↓

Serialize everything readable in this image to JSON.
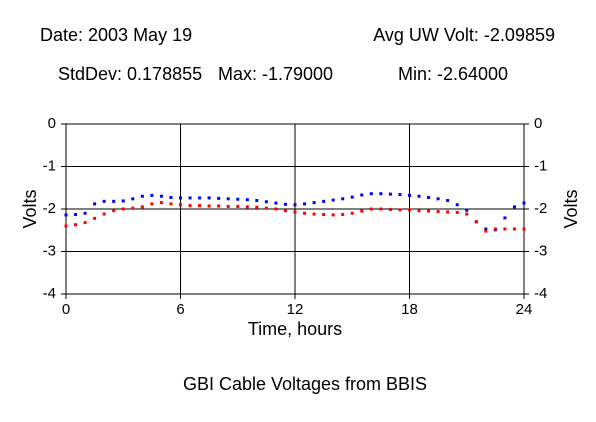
{
  "chart_data": {
    "type": "scatter",
    "title": "GBI Cable Voltages from BBIS",
    "annotations": [
      "Date: 2003 May 19",
      "Avg UW Volt: -2.09859",
      "StdDev: 0.178855",
      "Max: -1.79000",
      "Min: -2.64000"
    ],
    "x_label": "Time, hours",
    "y_label": "Volts",
    "xlim": [
      0,
      24
    ],
    "xticks": [
      0,
      6,
      12,
      18,
      24
    ],
    "ylim": [
      -4,
      0
    ],
    "yticks": [
      0,
      -1,
      -2,
      -3,
      -4
    ],
    "grid": true,
    "x": [
      0,
      0.5,
      1,
      1.5,
      2,
      2.5,
      3,
      3.5,
      4,
      4.5,
      5,
      5.5,
      6,
      6.5,
      7,
      7.5,
      8,
      8.5,
      9,
      9.5,
      10,
      10.5,
      11,
      11.5,
      12,
      12.5,
      13,
      13.5,
      14,
      14.5,
      15,
      15.5,
      16,
      16.5,
      17,
      17.5,
      18,
      18.5,
      19,
      19.5,
      20,
      20.5,
      21,
      21.5,
      22,
      22.5,
      23,
      23.5,
      24
    ],
    "series": [
      {
        "color": "#0000ff",
        "values": [
          -2.14,
          -2.13,
          -2.1,
          -1.88,
          -1.82,
          -1.82,
          -1.81,
          -1.76,
          -1.7,
          -1.68,
          -1.7,
          -1.73,
          -1.74,
          -1.74,
          -1.74,
          -1.74,
          -1.75,
          -1.76,
          -1.77,
          -1.78,
          -1.8,
          -1.83,
          -1.86,
          -1.89,
          -1.9,
          -1.88,
          -1.85,
          -1.82,
          -1.79,
          -1.76,
          -1.72,
          -1.67,
          -1.64,
          -1.64,
          -1.65,
          -1.66,
          -1.68,
          -1.7,
          -1.73,
          -1.76,
          -1.8,
          -1.9,
          -2.03,
          -2.3,
          -2.47,
          -2.49,
          -2.21,
          -1.95,
          -1.86
        ]
      },
      {
        "color": "#ff0000",
        "values": [
          -2.4,
          -2.37,
          -2.32,
          -2.22,
          -2.12,
          -2.04,
          -2.0,
          -1.98,
          -1.95,
          -1.88,
          -1.85,
          -1.88,
          -1.9,
          -1.92,
          -1.92,
          -1.93,
          -1.93,
          -1.94,
          -1.94,
          -1.95,
          -1.96,
          -1.98,
          -2.0,
          -2.04,
          -2.07,
          -2.1,
          -2.12,
          -2.13,
          -2.14,
          -2.13,
          -2.1,
          -2.05,
          -2.0,
          -2.0,
          -2.01,
          -2.02,
          -2.02,
          -2.04,
          -2.05,
          -2.06,
          -2.07,
          -2.08,
          -2.12,
          -2.3,
          -2.52,
          -2.47,
          -2.47,
          -2.47,
          -2.47
        ]
      }
    ]
  }
}
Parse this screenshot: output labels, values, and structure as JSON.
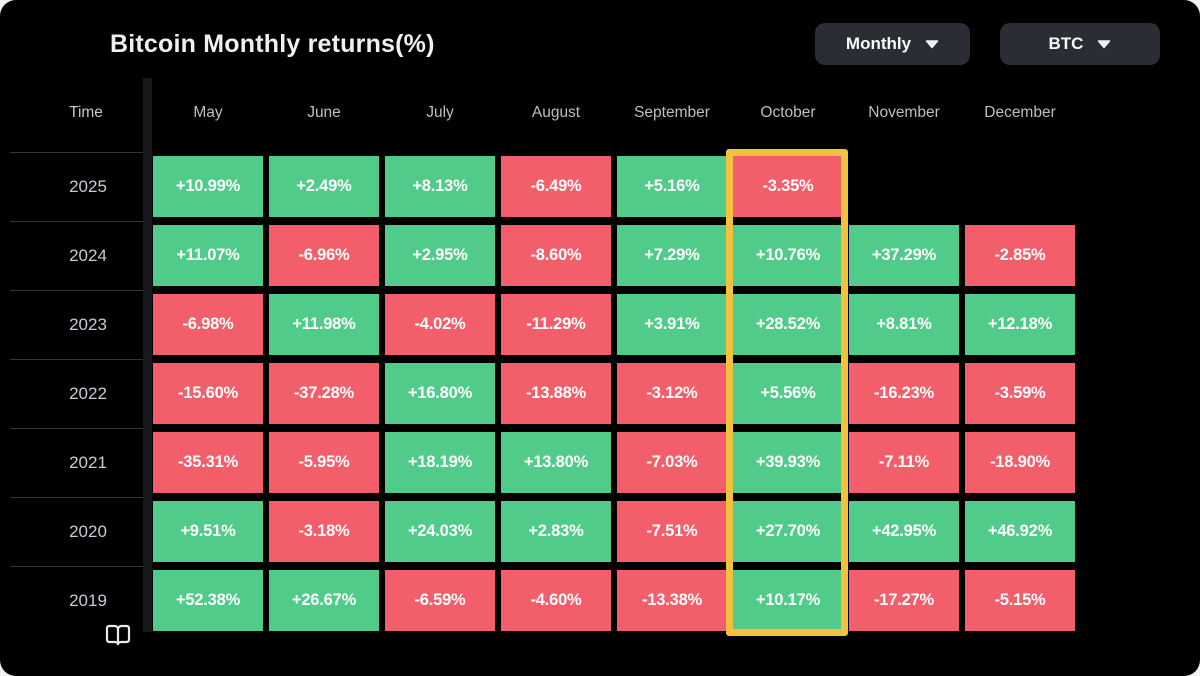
{
  "header": {
    "title": "Bitcoin Monthly returns(%)",
    "period_dropdown": {
      "selected": "Monthly"
    },
    "asset_dropdown": {
      "selected": "BTC"
    }
  },
  "table": {
    "time_label": "Time",
    "months": [
      "May",
      "June",
      "July",
      "August",
      "September",
      "October",
      "November",
      "December"
    ],
    "highlighted_month": "October",
    "rows": [
      {
        "year": "2025",
        "values": [
          "+10.99%",
          "+2.49%",
          "+8.13%",
          "-6.49%",
          "+5.16%",
          "-3.35%",
          null,
          null
        ]
      },
      {
        "year": "2024",
        "values": [
          "+11.07%",
          "-6.96%",
          "+2.95%",
          "-8.60%",
          "+7.29%",
          "+10.76%",
          "+37.29%",
          "-2.85%"
        ]
      },
      {
        "year": "2023",
        "values": [
          "-6.98%",
          "+11.98%",
          "-4.02%",
          "-11.29%",
          "+3.91%",
          "+28.52%",
          "+8.81%",
          "+12.18%"
        ]
      },
      {
        "year": "2022",
        "values": [
          "-15.60%",
          "-37.28%",
          "+16.80%",
          "-13.88%",
          "-3.12%",
          "+5.56%",
          "-16.23%",
          "-3.59%"
        ]
      },
      {
        "year": "2021",
        "values": [
          "-35.31%",
          "-5.95%",
          "+18.19%",
          "+13.80%",
          "-7.03%",
          "+39.93%",
          "-7.11%",
          "-18.90%"
        ]
      },
      {
        "year": "2020",
        "values": [
          "+9.51%",
          "-3.18%",
          "+24.03%",
          "+2.83%",
          "-7.51%",
          "+27.70%",
          "+42.95%",
          "+46.92%"
        ]
      },
      {
        "year": "2019",
        "values": [
          "+52.38%",
          "+26.67%",
          "-6.59%",
          "-4.60%",
          "-13.38%",
          "+10.17%",
          "-17.27%",
          "-5.15%"
        ]
      }
    ]
  },
  "colors": {
    "positive": "#51cb89",
    "negative": "#f25f6b",
    "highlight": "#f2c23e",
    "card_background": "#000000",
    "dropdown_background": "#2a2d34"
  },
  "icons": {
    "period_caret": "chevron-down-icon",
    "asset_caret": "chevron-down-icon",
    "book": "open-book-icon"
  },
  "chart_data": {
    "type": "heatmap",
    "title": "Bitcoin Monthly returns(%)",
    "unit": "%",
    "x_categories": [
      "May",
      "June",
      "July",
      "August",
      "September",
      "October",
      "November",
      "December"
    ],
    "y_categories": [
      "2025",
      "2024",
      "2023",
      "2022",
      "2021",
      "2020",
      "2019"
    ],
    "series": [
      {
        "name": "2025",
        "values": [
          10.99,
          2.49,
          8.13,
          -6.49,
          5.16,
          -3.35,
          null,
          null
        ]
      },
      {
        "name": "2024",
        "values": [
          11.07,
          -6.96,
          2.95,
          -8.6,
          7.29,
          10.76,
          37.29,
          -2.85
        ]
      },
      {
        "name": "2023",
        "values": [
          -6.98,
          11.98,
          -4.02,
          -11.29,
          3.91,
          28.52,
          8.81,
          12.18
        ]
      },
      {
        "name": "2022",
        "values": [
          -15.6,
          -37.28,
          16.8,
          -13.88,
          -3.12,
          5.56,
          -16.23,
          -3.59
        ]
      },
      {
        "name": "2021",
        "values": [
          -35.31,
          -5.95,
          18.19,
          13.8,
          -7.03,
          39.93,
          -7.11,
          -18.9
        ]
      },
      {
        "name": "2020",
        "values": [
          9.51,
          -3.18,
          24.03,
          2.83,
          -7.51,
          27.7,
          42.95,
          46.92
        ]
      },
      {
        "name": "2019",
        "values": [
          52.38,
          26.67,
          -6.59,
          -4.6,
          -13.38,
          10.17,
          -17.27,
          -5.15
        ]
      }
    ],
    "color_coding": "green positive, red negative",
    "highlighted_column": "October",
    "legend": "none",
    "grid": "off"
  }
}
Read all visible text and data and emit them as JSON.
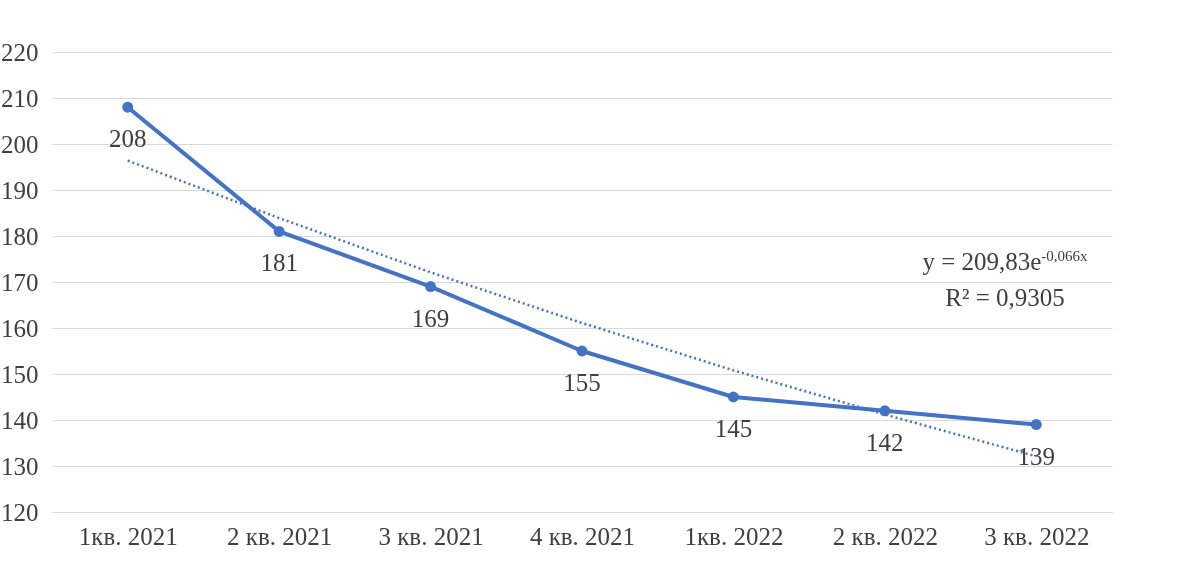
{
  "chart_data": {
    "type": "line",
    "categories": [
      "1кв. 2021",
      "2 кв. 2021",
      "3 кв. 2021",
      "4 кв. 2021",
      "1кв. 2022",
      "2 кв. 2022",
      "3 кв. 2022"
    ],
    "series": [
      {
        "color": "#4472c4",
        "values": [
          208,
          181,
          169,
          155,
          145,
          142,
          139
        ],
        "value_labels": [
          "208",
          "181",
          "169",
          "155",
          "145",
          "142",
          "139"
        ],
        "marker": "circle",
        "line_style": "solid"
      },
      {
        "type": "line",
        "color": "#4472c4",
        "values": [
          196.4,
          183.9,
          172.1,
          161.1,
          150.8,
          141.2,
          132.1
        ],
        "marker": "none",
        "line_style": "dotted"
      }
    ],
    "ylim": [
      120,
      220
    ],
    "yticks": [
      120,
      130,
      140,
      150,
      160,
      170,
      180,
      190,
      200,
      210,
      220
    ],
    "grid": "y",
    "annotations": [
      "y = 209,83e$^{-0,066x}$",
      "R² = 0,9305"
    ]
  }
}
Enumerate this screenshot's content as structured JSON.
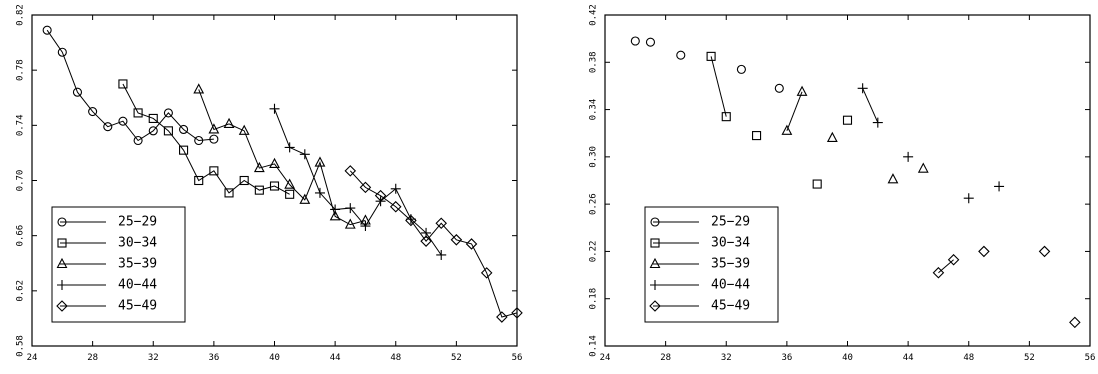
{
  "chart_data": [
    {
      "type": "line",
      "title": "",
      "xlabel": "",
      "ylabel": "",
      "xlim": [
        24,
        56
      ],
      "ylim": [
        0.58,
        0.82
      ],
      "xticks": [
        24,
        28,
        32,
        36,
        40,
        44,
        48,
        52,
        56
      ],
      "xtick_labels": [
        "24",
        "28",
        "32",
        "36",
        "40",
        "44",
        "48",
        "52",
        "56"
      ],
      "yticks": [
        0.58,
        0.62,
        0.66,
        0.7,
        0.74,
        0.78,
        0.82
      ],
      "ytick_labels": [
        "0.58",
        "0.62",
        "0.66",
        "0.70",
        "0.74",
        "0.78",
        "0.82"
      ],
      "grid": false,
      "legend_position": "lower-left",
      "series": [
        {
          "name": "25−29",
          "marker": "circle",
          "x": [
            25,
            26,
            27,
            28,
            29,
            30,
            31,
            32,
            33,
            34,
            35,
            36
          ],
          "y": [
            0.809,
            0.793,
            0.764,
            0.75,
            0.739,
            0.743,
            0.729,
            0.736,
            0.749,
            0.737,
            0.729,
            0.73
          ]
        },
        {
          "name": "30−34",
          "marker": "square",
          "x": [
            30,
            31,
            32,
            33,
            34,
            35,
            36,
            37,
            38,
            39,
            40,
            41
          ],
          "y": [
            0.77,
            0.749,
            0.745,
            0.736,
            0.722,
            0.7,
            0.707,
            0.691,
            0.7,
            0.693,
            0.696,
            0.69
          ]
        },
        {
          "name": "35−39",
          "marker": "triangle",
          "x": [
            35,
            36,
            37,
            38,
            39,
            40,
            41,
            42,
            43,
            44,
            45,
            46
          ],
          "y": [
            0.766,
            0.737,
            0.741,
            0.736,
            0.709,
            0.712,
            0.697,
            0.686,
            0.713,
            0.674,
            0.668,
            0.671
          ]
        },
        {
          "name": "40−44",
          "marker": "plus",
          "x": [
            40,
            41,
            42,
            43,
            44,
            45,
            46,
            47,
            48,
            49,
            50,
            51
          ],
          "y": [
            0.752,
            0.724,
            0.719,
            0.691,
            0.679,
            0.68,
            0.667,
            0.685,
            0.694,
            0.672,
            0.662,
            0.646
          ]
        },
        {
          "name": "45−49",
          "marker": "diamond",
          "x": [
            45,
            46,
            47,
            48,
            49,
            50,
            51,
            52,
            53,
            54,
            55,
            56
          ],
          "y": [
            0.707,
            0.695,
            0.689,
            0.681,
            0.671,
            0.656,
            0.669,
            0.657,
            0.654,
            0.633,
            0.601,
            0.604
          ]
        }
      ]
    },
    {
      "type": "scatter",
      "title": "",
      "xlabel": "",
      "ylabel": "",
      "xlim": [
        24,
        56
      ],
      "ylim": [
        0.14,
        0.42
      ],
      "xticks": [
        24,
        28,
        32,
        36,
        40,
        44,
        48,
        52,
        56
      ],
      "xtick_labels": [
        "24",
        "28",
        "32",
        "36",
        "40",
        "44",
        "48",
        "52",
        "56"
      ],
      "yticks": [
        0.14,
        0.18,
        0.22,
        0.26,
        0.3,
        0.34,
        0.38,
        0.42
      ],
      "ytick_labels": [
        "0.14",
        "0.18",
        "0.22",
        "0.26",
        "0.30",
        "0.34",
        "0.38",
        "0.42"
      ],
      "grid": false,
      "legend_position": "lower-left",
      "series": [
        {
          "name": "25−29",
          "marker": "circle",
          "points": [
            [
              26,
              0.398
            ],
            [
              27,
              0.397
            ],
            [
              29,
              0.386
            ],
            [
              33,
              0.374
            ],
            [
              35.5,
              0.358
            ]
          ],
          "segments": []
        },
        {
          "name": "30−34",
          "marker": "square",
          "points": [
            [
              31,
              0.385
            ],
            [
              32,
              0.334
            ],
            [
              34,
              0.318
            ],
            [
              38,
              0.277
            ],
            [
              40,
              0.331
            ]
          ],
          "segments": [
            [
              0,
              1
            ]
          ]
        },
        {
          "name": "35−39",
          "marker": "triangle",
          "points": [
            [
              36,
              0.322
            ],
            [
              37,
              0.355
            ],
            [
              39,
              0.316
            ],
            [
              43,
              0.281
            ],
            [
              45,
              0.29
            ]
          ],
          "segments": [
            [
              0,
              1
            ]
          ]
        },
        {
          "name": "40−44",
          "marker": "plus",
          "points": [
            [
              41,
              0.358
            ],
            [
              42,
              0.329
            ],
            [
              44,
              0.3
            ],
            [
              48,
              0.265
            ],
            [
              50,
              0.275
            ]
          ],
          "segments": [
            [
              0,
              1
            ]
          ]
        },
        {
          "name": "45−49",
          "marker": "diamond",
          "points": [
            [
              46,
              0.202
            ],
            [
              47,
              0.213
            ],
            [
              49,
              0.22
            ],
            [
              53,
              0.22
            ],
            [
              55,
              0.16
            ]
          ],
          "segments": [
            [
              0,
              1
            ]
          ]
        }
      ]
    }
  ]
}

↑

-- What to produce --
Look through the material above and pick out each line holding the word "October".

-- In response --
      "October",
    "highlighted_month": "October",
      "October",
    "highlighted_column": "October",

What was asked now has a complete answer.